Start of Information given

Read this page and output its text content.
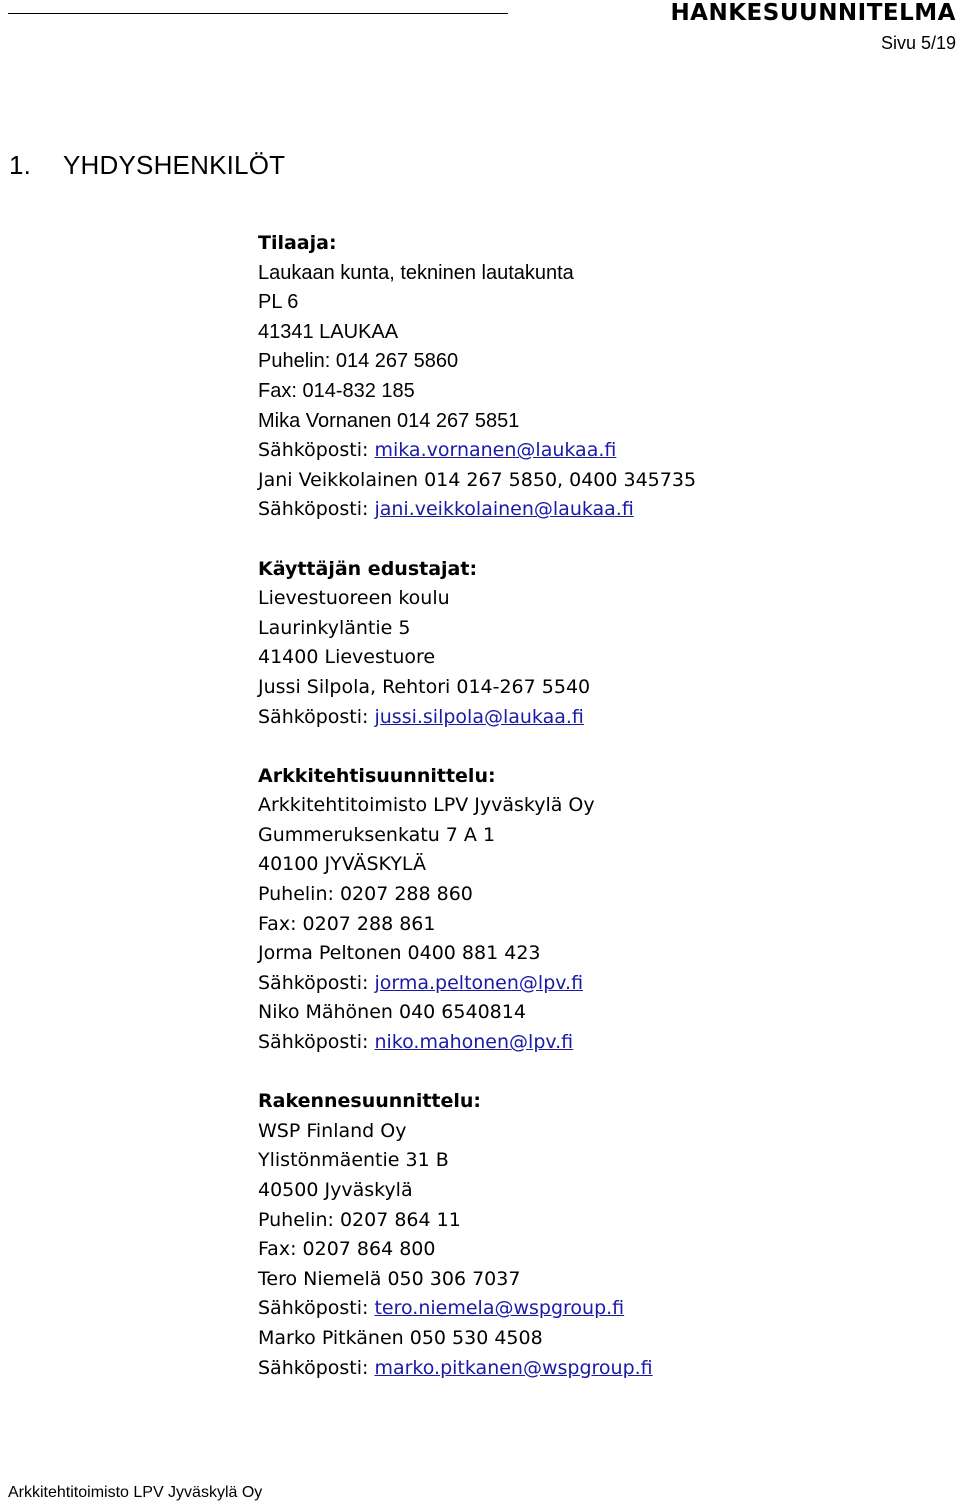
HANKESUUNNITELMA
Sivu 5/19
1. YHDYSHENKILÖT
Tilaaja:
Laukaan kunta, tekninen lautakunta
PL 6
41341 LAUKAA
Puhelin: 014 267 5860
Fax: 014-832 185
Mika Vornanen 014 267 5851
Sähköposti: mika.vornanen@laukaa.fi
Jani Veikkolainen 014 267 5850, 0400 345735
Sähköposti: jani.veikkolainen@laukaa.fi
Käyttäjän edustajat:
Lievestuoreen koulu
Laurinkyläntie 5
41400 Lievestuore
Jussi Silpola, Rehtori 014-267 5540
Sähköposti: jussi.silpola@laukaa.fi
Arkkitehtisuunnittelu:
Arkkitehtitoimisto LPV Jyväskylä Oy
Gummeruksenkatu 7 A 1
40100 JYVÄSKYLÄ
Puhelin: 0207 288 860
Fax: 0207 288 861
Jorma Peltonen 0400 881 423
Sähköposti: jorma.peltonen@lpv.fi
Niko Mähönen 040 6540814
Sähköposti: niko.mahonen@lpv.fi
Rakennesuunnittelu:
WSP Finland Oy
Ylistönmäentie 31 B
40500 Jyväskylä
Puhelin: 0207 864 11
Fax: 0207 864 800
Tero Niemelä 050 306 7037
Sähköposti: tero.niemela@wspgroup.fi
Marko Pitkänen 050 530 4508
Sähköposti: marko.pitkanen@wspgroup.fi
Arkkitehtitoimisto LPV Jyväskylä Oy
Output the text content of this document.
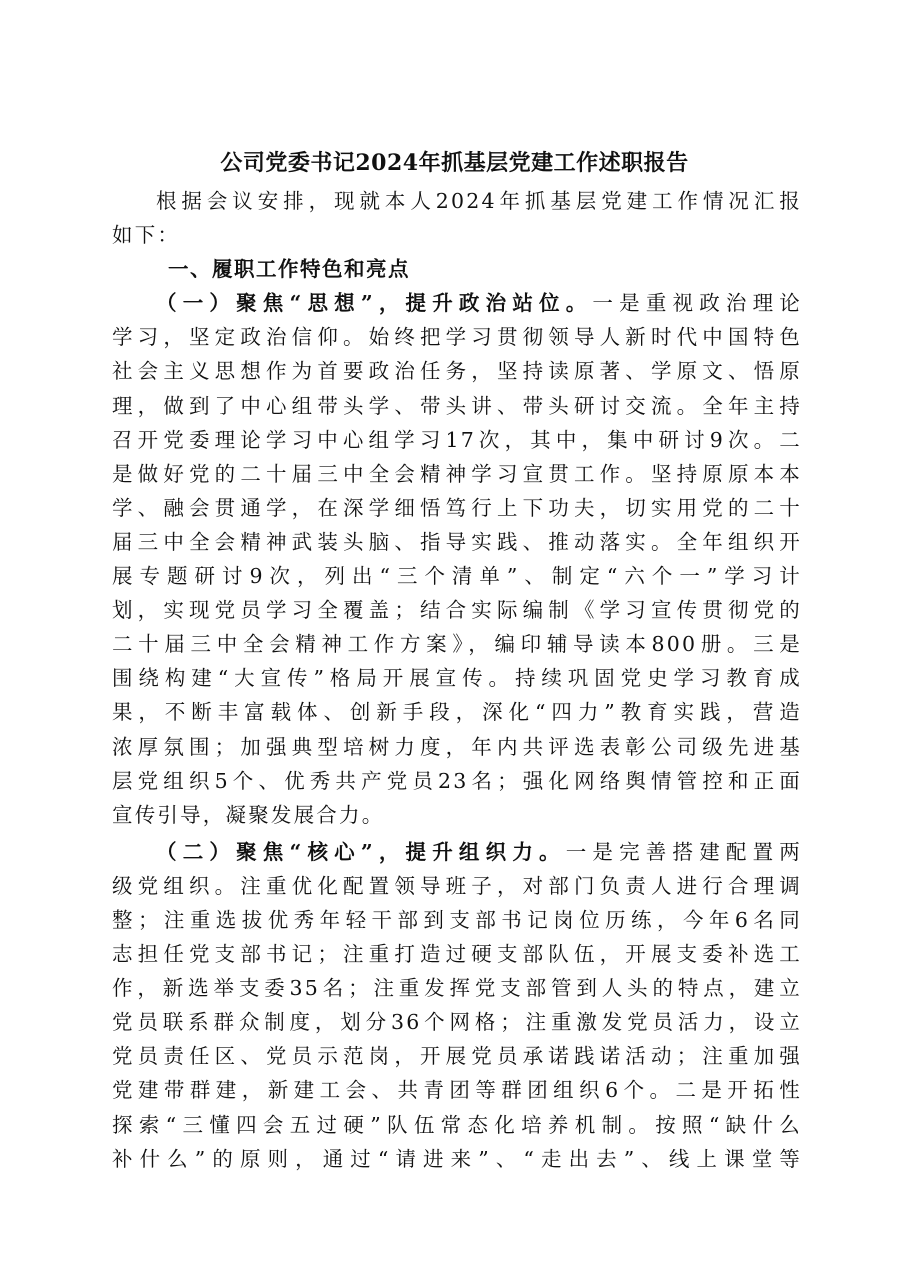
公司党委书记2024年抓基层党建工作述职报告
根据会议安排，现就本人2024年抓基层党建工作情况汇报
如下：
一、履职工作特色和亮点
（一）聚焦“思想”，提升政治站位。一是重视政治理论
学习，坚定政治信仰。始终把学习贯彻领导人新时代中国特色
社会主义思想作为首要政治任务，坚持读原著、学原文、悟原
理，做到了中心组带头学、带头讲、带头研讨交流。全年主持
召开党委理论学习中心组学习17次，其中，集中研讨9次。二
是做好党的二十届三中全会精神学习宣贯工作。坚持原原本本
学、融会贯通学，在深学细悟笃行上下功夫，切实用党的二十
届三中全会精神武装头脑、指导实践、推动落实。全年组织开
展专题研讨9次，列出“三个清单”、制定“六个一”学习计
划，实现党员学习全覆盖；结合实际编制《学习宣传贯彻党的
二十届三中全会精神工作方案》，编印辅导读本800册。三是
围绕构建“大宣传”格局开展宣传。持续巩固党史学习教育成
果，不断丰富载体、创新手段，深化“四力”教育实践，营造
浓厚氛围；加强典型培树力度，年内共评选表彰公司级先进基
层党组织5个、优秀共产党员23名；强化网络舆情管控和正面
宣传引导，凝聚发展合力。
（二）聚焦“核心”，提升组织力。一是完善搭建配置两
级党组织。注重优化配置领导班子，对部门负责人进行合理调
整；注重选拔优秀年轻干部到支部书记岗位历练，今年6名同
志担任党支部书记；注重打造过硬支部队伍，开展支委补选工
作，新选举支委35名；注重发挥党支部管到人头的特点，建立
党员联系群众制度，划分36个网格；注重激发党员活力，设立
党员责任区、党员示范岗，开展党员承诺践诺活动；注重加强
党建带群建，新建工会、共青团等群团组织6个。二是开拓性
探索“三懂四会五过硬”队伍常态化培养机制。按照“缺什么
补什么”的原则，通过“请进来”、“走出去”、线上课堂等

End of Information given

▸ The task
Check each line of the listing above for the string "this", then report only how many lines have it.

▸ Written response
2